**DATA SHOWN**
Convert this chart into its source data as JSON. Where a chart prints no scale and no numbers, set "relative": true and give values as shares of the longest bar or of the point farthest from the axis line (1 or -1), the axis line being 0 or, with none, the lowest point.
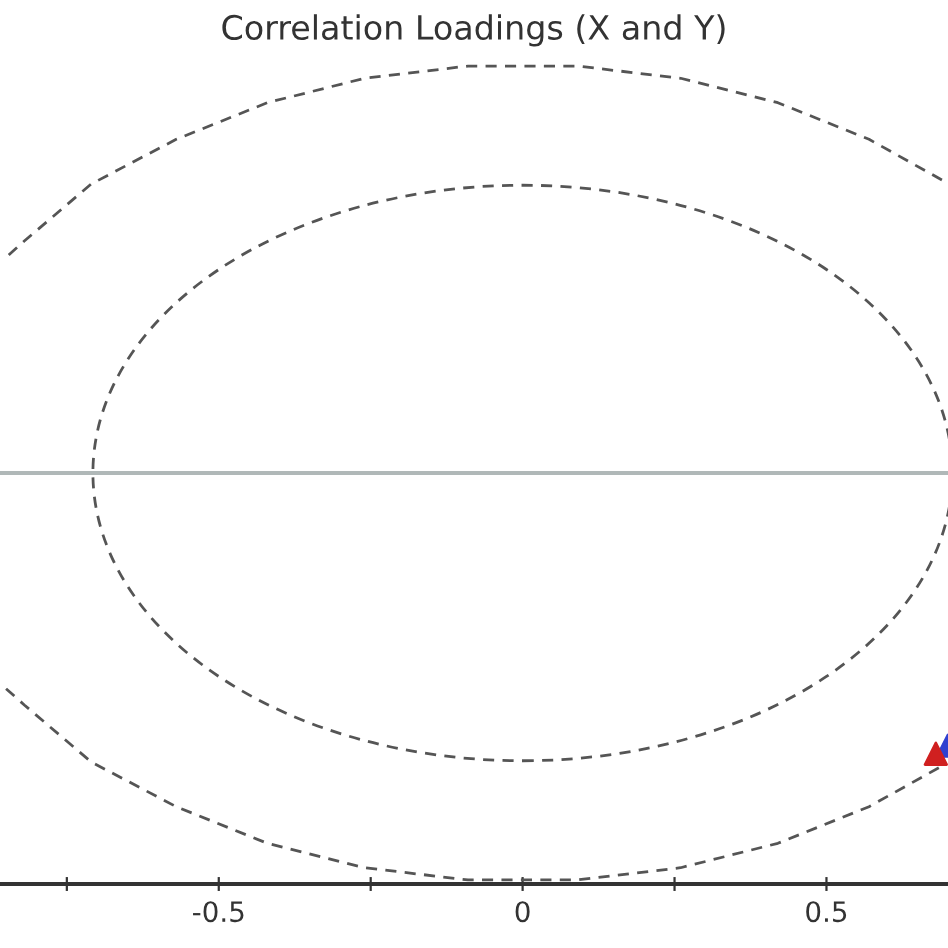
{
  "chart_data": {
    "type": "line",
    "title": "Correlation Loadings (X and Y)",
    "relative": true,
    "xlim": [
      -0.86,
      0.7
    ],
    "xticks": [
      {
        "value": -0.75,
        "label": null
      },
      -0.5,
      {
        "value": -0.25,
        "label": null
      },
      0,
      {
        "value": 0.25,
        "label": null
      },
      0.5
    ],
    "tick_labels": "x",
    "series": [
      {
        "color": "#555555",
        "line_style": "dashed",
        "x": [
          0.69,
          0.57,
          0.42,
          0.26,
          0.09,
          0,
          -0.09,
          -0.26,
          -0.42,
          -0.57,
          -0.71,
          -0.82,
          -0.85,
          null,
          -0.85,
          -0.82,
          -0.71,
          -0.57,
          -0.42,
          -0.26,
          -0.09,
          0,
          0.09,
          0.26,
          0.42,
          0.57,
          0.69
        ],
        "values": [
          0.72,
          0.82,
          0.91,
          0.97,
          1.0,
          1.0,
          1.0,
          0.97,
          0.91,
          0.82,
          0.71,
          0.57,
          0.53,
          null,
          -0.53,
          -0.57,
          -0.71,
          -0.82,
          -0.91,
          -0.97,
          -1.0,
          -1.0,
          -1.0,
          -0.97,
          -0.91,
          -0.82,
          -0.72
        ]
      },
      {
        "type": "scatter",
        "color": "#3040d0",
        "marker": "triangle",
        "x": [
          0.7
        ],
        "values": [
          -0.67
        ]
      },
      {
        "type": "scatter",
        "color": "#d02020",
        "marker": "triangle",
        "x": [
          0.68
        ],
        "values": [
          -0.69
        ]
      }
    ]
  }
}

**EXERCISE**
Print all entries exactly. The images do not belong in the copy.

**OUTPUT FOR THIS EXERCISE**
Convert this chart into its source data as JSON. Where a chart prints no scale and no numbers, set "relative": true and give values as shares of the longest bar or of the point farthest from the axis line (1 or -1), the axis line being 0 or, with none, the lowest point.
{
  "chart_data": {
    "type": "line",
    "title": "Correlation Loadings (X and Y)",
    "relative": true,
    "xlim": [
      -0.86,
      0.7
    ],
    "xticks": [
      {
        "value": -0.75,
        "label": null
      },
      -0.5,
      {
        "value": -0.25,
        "label": null
      },
      0,
      {
        "value": 0.25,
        "label": null
      },
      0.5
    ],
    "tick_labels": "x",
    "series": [
      {
        "color": "#555555",
        "line_style": "dashed",
        "x": [
          0.69,
          0.57,
          0.42,
          0.26,
          0.09,
          0,
          -0.09,
          -0.26,
          -0.42,
          -0.57,
          -0.71,
          -0.82,
          -0.85,
          null,
          -0.85,
          -0.82,
          -0.71,
          -0.57,
          -0.42,
          -0.26,
          -0.09,
          0,
          0.09,
          0.26,
          0.42,
          0.57,
          0.69
        ],
        "values": [
          0.72,
          0.82,
          0.91,
          0.97,
          1.0,
          1.0,
          1.0,
          0.97,
          0.91,
          0.82,
          0.71,
          0.57,
          0.53,
          null,
          -0.53,
          -0.57,
          -0.71,
          -0.82,
          -0.91,
          -0.97,
          -1.0,
          -1.0,
          -1.0,
          -0.97,
          -0.91,
          -0.82,
          -0.72
        ]
      },
      {
        "type": "scatter",
        "color": "#3040d0",
        "marker": "triangle",
        "x": [
          0.7
        ],
        "values": [
          -0.67
        ]
      },
      {
        "type": "scatter",
        "color": "#d02020",
        "marker": "triangle",
        "x": [
          0.68
        ],
        "values": [
          -0.69
        ]
      }
    ]
  }
}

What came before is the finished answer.